Stated problem.
Restate the whole listing word for word. Pictures are left out.

Records that describe figures.

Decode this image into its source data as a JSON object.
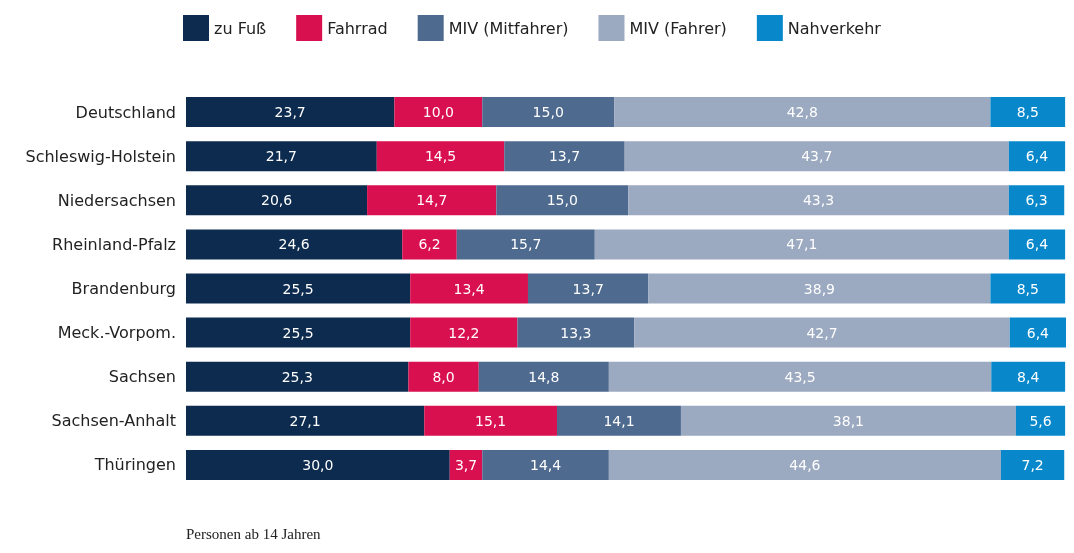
{
  "chart_data": {
    "type": "bar",
    "orientation": "horizontal",
    "stacked": true,
    "legend": "top",
    "categories": [
      "Deutschland",
      "Schleswig-Holstein",
      "Niedersachsen",
      "Rheinland-Pfalz",
      "Brandenburg",
      "Meck.-Vorpom.",
      "Sachsen",
      "Sachsen-Anhalt",
      "Thüringen"
    ],
    "series": [
      {
        "name": "zu Fuß",
        "color": "#0d2b4e",
        "values": [
          23.7,
          21.7,
          20.6,
          24.6,
          25.5,
          25.5,
          25.3,
          27.1,
          30.0
        ],
        "value_labels": [
          "23,7",
          "21,7",
          "20,6",
          "24,6",
          "25,5",
          "25,5",
          "25,3",
          "27,1",
          "30,0"
        ]
      },
      {
        "name": "Fahrrad",
        "color": "#d8104f",
        "values": [
          10.0,
          14.5,
          14.7,
          6.2,
          13.4,
          12.2,
          8.0,
          15.1,
          3.7
        ],
        "value_labels": [
          "10,0",
          "14,5",
          "14,7",
          "6,2",
          "13,4",
          "12,2",
          "8,0",
          "15,1",
          "3,7"
        ]
      },
      {
        "name": "MIV (Mitfahrer)",
        "color": "#4e6a8f",
        "values": [
          15.0,
          13.7,
          15.0,
          15.7,
          13.7,
          13.3,
          14.8,
          14.1,
          14.4
        ],
        "value_labels": [
          "15,0",
          "13,7",
          "15,0",
          "15,7",
          "13,7",
          "13,3",
          "14,8",
          "14,1",
          "14,4"
        ]
      },
      {
        "name": "MIV (Fahrer)",
        "color": "#9ba9c1",
        "values": [
          42.8,
          43.7,
          43.3,
          47.1,
          38.9,
          42.7,
          43.5,
          38.1,
          44.6
        ],
        "value_labels": [
          "42,8",
          "43,7",
          "43,3",
          "47,1",
          "38,9",
          "42,7",
          "43,5",
          "38,1",
          "44,6"
        ]
      },
      {
        "name": "Nahverkehr",
        "color": "#0888cb",
        "values": [
          8.5,
          6.4,
          6.3,
          6.4,
          8.5,
          6.4,
          8.4,
          5.6,
          7.2
        ],
        "value_labels": [
          "8,5",
          "6,4",
          "6,3",
          "6,4",
          "8,5",
          "6,4",
          "8,4",
          "5,6",
          "7,2"
        ]
      }
    ],
    "annotations": [
      "Personen ab 14 Jahren"
    ]
  }
}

In response.
Decode this image into its source data as a JSON object.
{
  "chart_data": {
    "type": "bar",
    "orientation": "horizontal",
    "stacked": true,
    "legend": "top",
    "categories": [
      "Deutschland",
      "Schleswig-Holstein",
      "Niedersachsen",
      "Rheinland-Pfalz",
      "Brandenburg",
      "Meck.-Vorpom.",
      "Sachsen",
      "Sachsen-Anhalt",
      "Thüringen"
    ],
    "series": [
      {
        "name": "zu Fuß",
        "color": "#0d2b4e",
        "values": [
          23.7,
          21.7,
          20.6,
          24.6,
          25.5,
          25.5,
          25.3,
          27.1,
          30.0
        ],
        "value_labels": [
          "23,7",
          "21,7",
          "20,6",
          "24,6",
          "25,5",
          "25,5",
          "25,3",
          "27,1",
          "30,0"
        ]
      },
      {
        "name": "Fahrrad",
        "color": "#d8104f",
        "values": [
          10.0,
          14.5,
          14.7,
          6.2,
          13.4,
          12.2,
          8.0,
          15.1,
          3.7
        ],
        "value_labels": [
          "10,0",
          "14,5",
          "14,7",
          "6,2",
          "13,4",
          "12,2",
          "8,0",
          "15,1",
          "3,7"
        ]
      },
      {
        "name": "MIV (Mitfahrer)",
        "color": "#4e6a8f",
        "values": [
          15.0,
          13.7,
          15.0,
          15.7,
          13.7,
          13.3,
          14.8,
          14.1,
          14.4
        ],
        "value_labels": [
          "15,0",
          "13,7",
          "15,0",
          "15,7",
          "13,7",
          "13,3",
          "14,8",
          "14,1",
          "14,4"
        ]
      },
      {
        "name": "MIV (Fahrer)",
        "color": "#9ba9c1",
        "values": [
          42.8,
          43.7,
          43.3,
          47.1,
          38.9,
          42.7,
          43.5,
          38.1,
          44.6
        ],
        "value_labels": [
          "42,8",
          "43,7",
          "43,3",
          "47,1",
          "38,9",
          "42,7",
          "43,5",
          "38,1",
          "44,6"
        ]
      },
      {
        "name": "Nahverkehr",
        "color": "#0888cb",
        "values": [
          8.5,
          6.4,
          6.3,
          6.4,
          8.5,
          6.4,
          8.4,
          5.6,
          7.2
        ],
        "value_labels": [
          "8,5",
          "6,4",
          "6,3",
          "6,4",
          "8,5",
          "6,4",
          "8,4",
          "5,6",
          "7,2"
        ]
      }
    ],
    "annotations": [
      "Personen ab 14 Jahren"
    ]
  }
}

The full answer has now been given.